* start Working data *
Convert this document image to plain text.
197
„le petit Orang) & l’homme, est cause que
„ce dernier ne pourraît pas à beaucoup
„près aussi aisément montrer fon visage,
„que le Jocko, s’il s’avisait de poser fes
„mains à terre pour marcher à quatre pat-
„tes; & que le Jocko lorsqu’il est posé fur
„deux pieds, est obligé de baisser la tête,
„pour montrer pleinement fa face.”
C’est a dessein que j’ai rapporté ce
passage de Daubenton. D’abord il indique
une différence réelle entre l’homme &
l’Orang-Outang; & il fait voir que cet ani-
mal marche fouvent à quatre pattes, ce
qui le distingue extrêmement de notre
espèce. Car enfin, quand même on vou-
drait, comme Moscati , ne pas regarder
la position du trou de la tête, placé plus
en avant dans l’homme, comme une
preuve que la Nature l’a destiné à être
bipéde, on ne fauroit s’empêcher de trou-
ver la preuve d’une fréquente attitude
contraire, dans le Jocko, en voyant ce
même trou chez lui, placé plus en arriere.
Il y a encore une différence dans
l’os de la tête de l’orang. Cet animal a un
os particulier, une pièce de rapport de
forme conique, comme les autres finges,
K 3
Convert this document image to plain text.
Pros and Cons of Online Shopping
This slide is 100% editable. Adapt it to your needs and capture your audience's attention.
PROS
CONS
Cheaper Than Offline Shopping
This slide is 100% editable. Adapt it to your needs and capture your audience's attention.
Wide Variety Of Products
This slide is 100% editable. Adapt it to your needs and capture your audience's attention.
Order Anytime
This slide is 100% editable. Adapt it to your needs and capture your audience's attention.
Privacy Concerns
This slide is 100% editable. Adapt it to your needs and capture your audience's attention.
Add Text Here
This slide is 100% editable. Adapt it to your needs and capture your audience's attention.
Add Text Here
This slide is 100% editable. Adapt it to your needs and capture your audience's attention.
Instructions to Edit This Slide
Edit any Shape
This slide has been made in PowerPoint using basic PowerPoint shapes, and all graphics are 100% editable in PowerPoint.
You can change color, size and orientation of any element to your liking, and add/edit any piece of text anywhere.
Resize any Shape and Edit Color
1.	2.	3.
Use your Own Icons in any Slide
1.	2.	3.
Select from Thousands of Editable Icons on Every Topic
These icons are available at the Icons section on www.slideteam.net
* end Working data *
- Problem description: Make a verbatim copy of every entry shown above.

- Result below:
Convert this document image to plain text.
197
„le petit Orang) & l’homme, est cause que
„ce dernier ne pourraît pas à beaucoup
„près aussi aisément montrer fon visage,
„que le Jocko, s’il s’avisait de poser fes
„mains à terre pour marcher à quatre pat-
„tes; & que le Jocko lorsqu’il est posé fur
„deux pieds, est obligé de baisser la tête,
„pour montrer pleinement fa face.”
C’est a dessein que j’ai rapporté ce
passage de Daubenton. D’abord il indique
une différence réelle entre l’homme &
l’Orang-Outang; & il fait voir que cet ani-
mal marche fouvent à quatre pattes, ce
qui le distingue extrêmement de notre
espèce. Car enfin, quand même on vou-
drait, comme Moscati , ne pas regarder
la position du trou de la tête, placé plus
en avant dans l’homme, comme une
preuve que la Nature l’a destiné à être
bipéde, on ne fauroit s’empêcher de trou-
ver la preuve d’une fréquente attitude
contraire, dans le Jocko, en voyant ce
même trou chez lui, placé plus en arriere.
Il y a encore une différence dans
l’os de la tête de l’orang. Cet animal a un
os particulier, une pièce de rapport de
forme conique, comme les autres finges,
K 3
Convert this document image to plain text.
Pros and Cons of Online Shopping
This slide is 100% editable. Adapt it to your needs and capture your audience's attention.
PROS
CONS
Cheaper Than Offline Shopping
This slide is 100% editable. Adapt it to your needs and capture your audience's attention.
Wide Variety Of Products
This slide is 100% editable. Adapt it to your needs and capture your audience's attention.
Order Anytime
This slide is 100% editable. Adapt it to your needs and capture your audience's attention.
Privacy Concerns
This slide is 100% editable. Adapt it to your needs and capture your audience's attention.
Add Text Here
This slide is 100% editable. Adapt it to your needs and capture your audience's attention.
Add Text Here
This slide is 100% editable. Adapt it to your needs and capture your audience's attention.
Instructions to Edit This Slide
Edit any Shape
This slide has been made in PowerPoint using basic PowerPoint shapes, and all graphics are 100% editable in PowerPoint.
You can change color, size and orientation of any element to your liking, and add/edit any piece of text anywhere.
Resize any Shape and Edit Color
1.	2.	3.
Use your Own Icons in any Slide
1.	2.	3.
Select from Thousands of Editable Icons on Every Topic
These icons are available at the Icons section on www.slideteam.net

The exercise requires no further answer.